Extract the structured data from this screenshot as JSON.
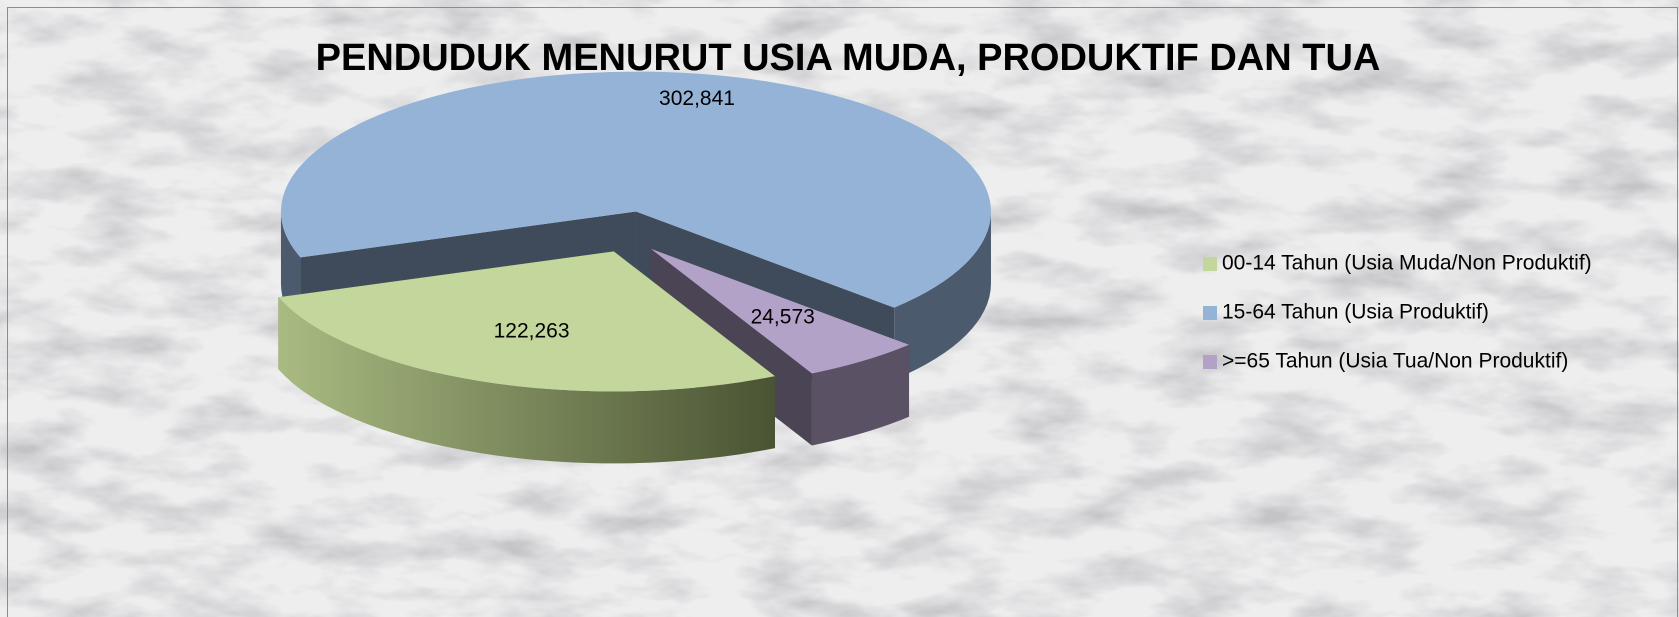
{
  "chart_data": {
    "type": "pie",
    "title": "PENDUDUK MENURUT USIA MUDA, PRODUKTIF DAN TUA",
    "categories": [
      "00-14 Tahun (Usia Muda/Non Produktif)",
      "15-64 Tahun (Usia Produktif)",
      ">=65 Tahun (Usia Tua/Non Produktif)"
    ],
    "values": [
      122263,
      302841,
      24573
    ],
    "value_labels": [
      "122,263",
      "302,841",
      "24,573"
    ],
    "colors": [
      "#c3d69b",
      "#95b3d7",
      "#b3a2c7"
    ],
    "legend": "right"
  }
}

» EXERCISE OBJECTIVE
Reproduce each line exactly as it appears, omitting the pictures.

» FINISHED EXERCISE
Extract the structured data from this screenshot as JSON.
{
  "chart_data": {
    "type": "pie",
    "title": "PENDUDUK MENURUT USIA MUDA, PRODUKTIF DAN TUA",
    "categories": [
      "00-14 Tahun (Usia Muda/Non Produktif)",
      "15-64 Tahun (Usia Produktif)",
      ">=65 Tahun (Usia Tua/Non Produktif)"
    ],
    "values": [
      122263,
      302841,
      24573
    ],
    "value_labels": [
      "122,263",
      "302,841",
      "24,573"
    ],
    "colors": [
      "#c3d69b",
      "#95b3d7",
      "#b3a2c7"
    ],
    "legend": "right"
  }
}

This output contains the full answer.